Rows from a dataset
__________________________________________________
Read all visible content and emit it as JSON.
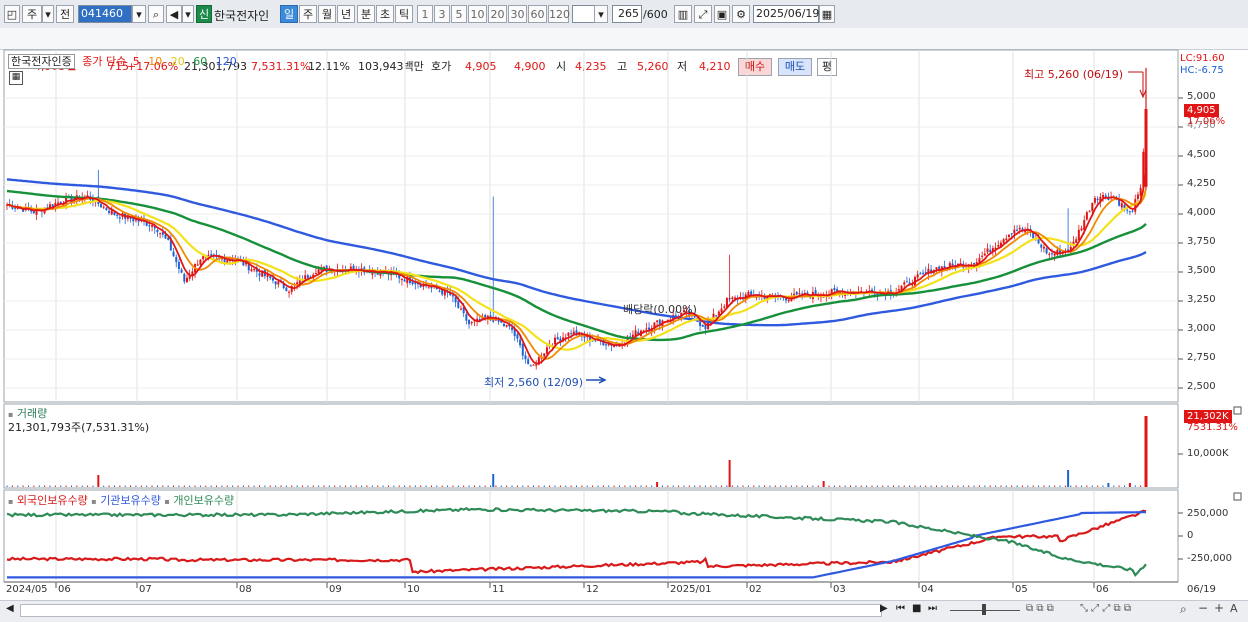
{
  "toolbar": {
    "period_day": "주",
    "prev": "전",
    "code": "041460",
    "new_badge": "신",
    "stock_name": "한국전자인",
    "periods": [
      "일",
      "주",
      "월",
      "년",
      "분",
      "초",
      "틱"
    ],
    "intervals": [
      "1",
      "3",
      "5",
      "10",
      "20",
      "30",
      "60",
      "120"
    ],
    "count": "265",
    "count_total": "/600",
    "date": "2025/06/19"
  },
  "quote": {
    "price": "4,905",
    "change": "715",
    "change_pct": "+17.06%",
    "volume": "21,301,793",
    "vol_ratio": "7,531.31%",
    "turnover": "12.11%",
    "amount": "103,943백만",
    "bid_label": "호가",
    "bid1": "4,905",
    "bid2": "4,900",
    "open_label": "시",
    "open": "4,235",
    "high_label": "고",
    "high": "5,260",
    "low_label": "저",
    "low": "4,210",
    "buy_label": "매수",
    "sell_label": "매도",
    "eval_label": "평"
  },
  "price_panel": {
    "name": "한국전자인증",
    "ma_label": "종가 단순",
    "ma_periods": [
      "5",
      "10",
      "20",
      "60",
      "120"
    ],
    "lc": "LC:91.60",
    "hc": "HC:-6.75",
    "high_note": "최고 5,260 (06/19)",
    "low_note": "최저 2,560 (12/09)",
    "dividend_note": "배당락(0.00%)",
    "cur_price_badge": "4,905",
    "cur_pct_badge": "17.06%",
    "y_ticks": [
      "5,000",
      "4,750",
      "4,500",
      "4,250",
      "4,000",
      "3,750",
      "3,500",
      "3,250",
      "3,000",
      "2,750",
      "2,500"
    ],
    "hidden_tick": "4,750"
  },
  "volume_panel": {
    "title": "거래량",
    "value": "21,301,793주(7,531.31%)",
    "badge_top": "21,302K",
    "badge_pct": "7531.31%",
    "y_tick": "10,000K"
  },
  "holding_panel": {
    "legend": [
      "외국인보유수량",
      "기관보유수량",
      "개인보유수량"
    ],
    "y_ticks": [
      "250,000",
      "0",
      "-250,000"
    ]
  },
  "x_axis": {
    "labels": [
      "2024/05",
      "06",
      "07",
      "08",
      "09",
      "10",
      "11",
      "12",
      "2025/01",
      "02",
      "03",
      "04",
      "05",
      "06",
      "06/19"
    ]
  },
  "colors": {
    "up": "#e01515",
    "down": "#1d63d6",
    "ma5": "#e01515",
    "ma10": "#f08a00",
    "ma20": "#f3e21a",
    "ma60": "#17903a",
    "ma120": "#2f5ae0",
    "foreign": "#d81a1a",
    "institution": "#2f5ae0",
    "individual": "#2e8b57"
  }
}
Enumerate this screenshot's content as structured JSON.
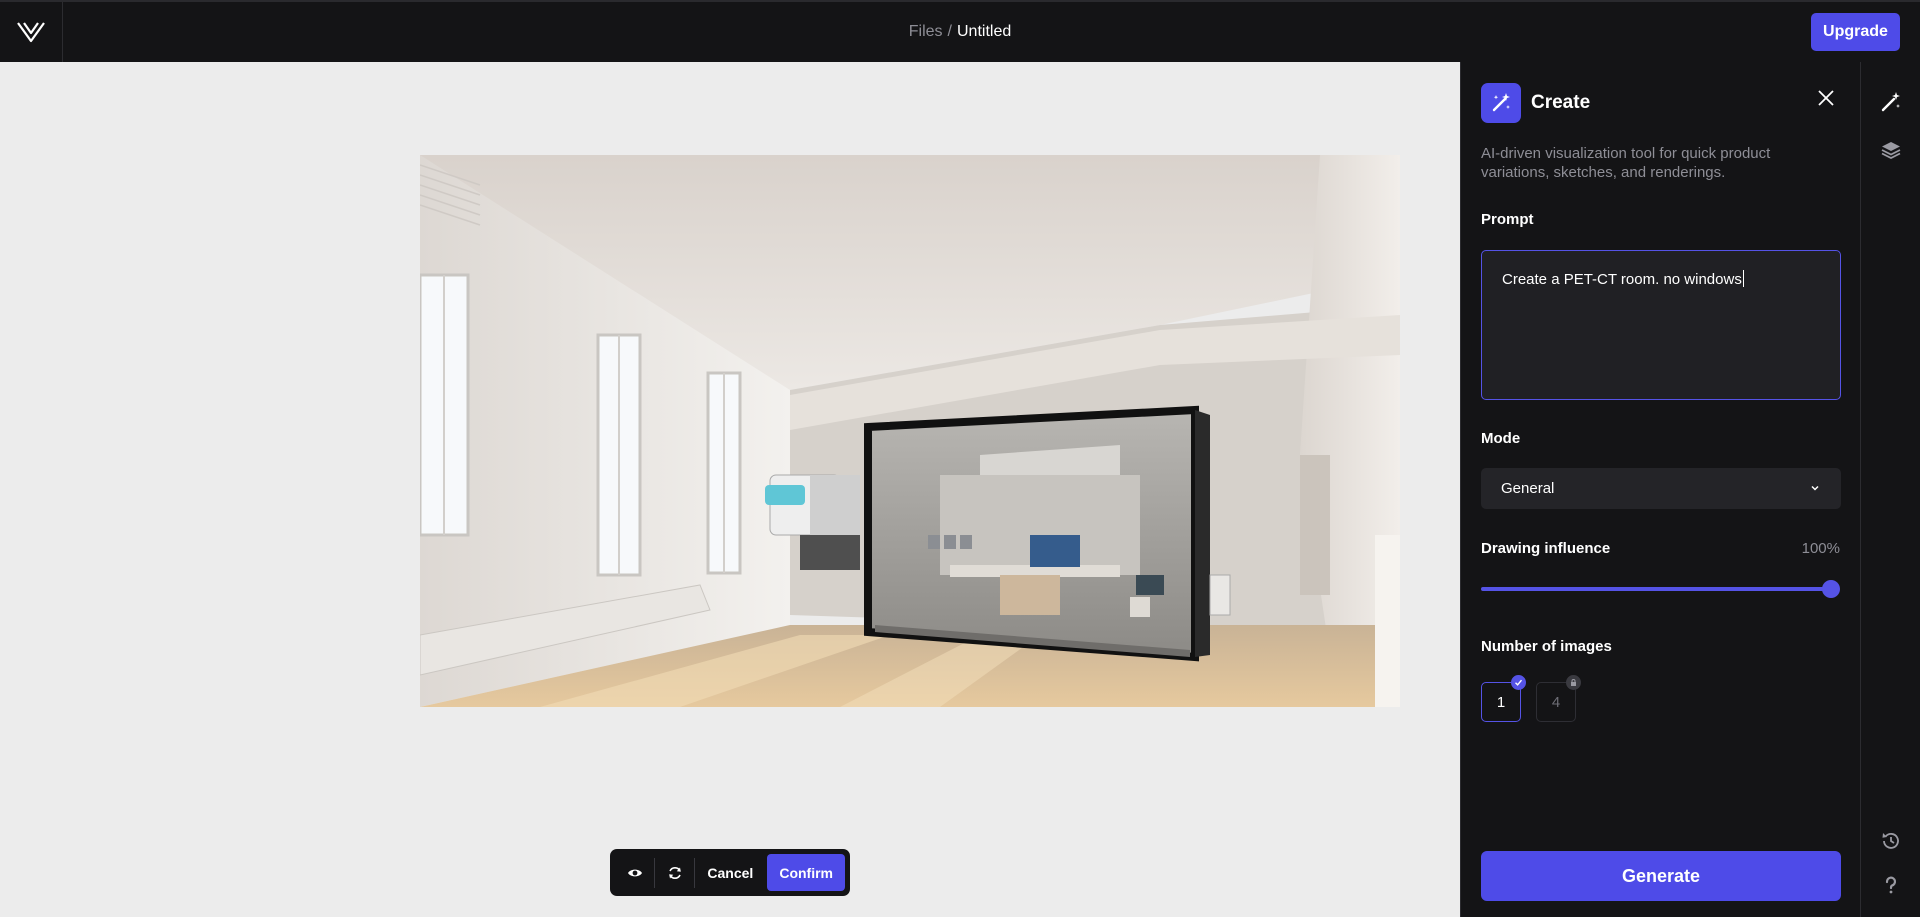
{
  "header": {
    "breadcrumb_root": "Files",
    "breadcrumb_separator": "/",
    "breadcrumb_current": "Untitled",
    "upgrade_label": "Upgrade"
  },
  "toolbar": {
    "cancel_label": "Cancel",
    "confirm_label": "Confirm",
    "icons": [
      "eye-icon",
      "refresh-icon"
    ]
  },
  "panel": {
    "title": "Create",
    "description": "AI-driven visualization tool for quick product variations, sketches, and renderings.",
    "prompt_label": "Prompt",
    "prompt_value": "Create a PET-CT room. no windows",
    "mode_label": "Mode",
    "mode_value": "General",
    "influence_label": "Drawing influence",
    "influence_value": "100%",
    "influence_percent": 100,
    "images_label": "Number of images",
    "image_options": [
      {
        "value": "1",
        "selected": true,
        "locked": false
      },
      {
        "value": "4",
        "selected": false,
        "locked": true
      }
    ],
    "generate_label": "Generate"
  },
  "rail": {
    "icons": [
      "magic-wand-icon",
      "layers-icon",
      "history-icon",
      "help-icon"
    ]
  },
  "colors": {
    "accent": "#4e4be8",
    "topbar_bg": "#141416",
    "canvas_bg": "#ececec",
    "panel_bg": "#141416"
  }
}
__________________________________________________
— Written problem —
Above are several records. Count the lines among them that contain "Create" and give only the total.

— Answer to the task —
2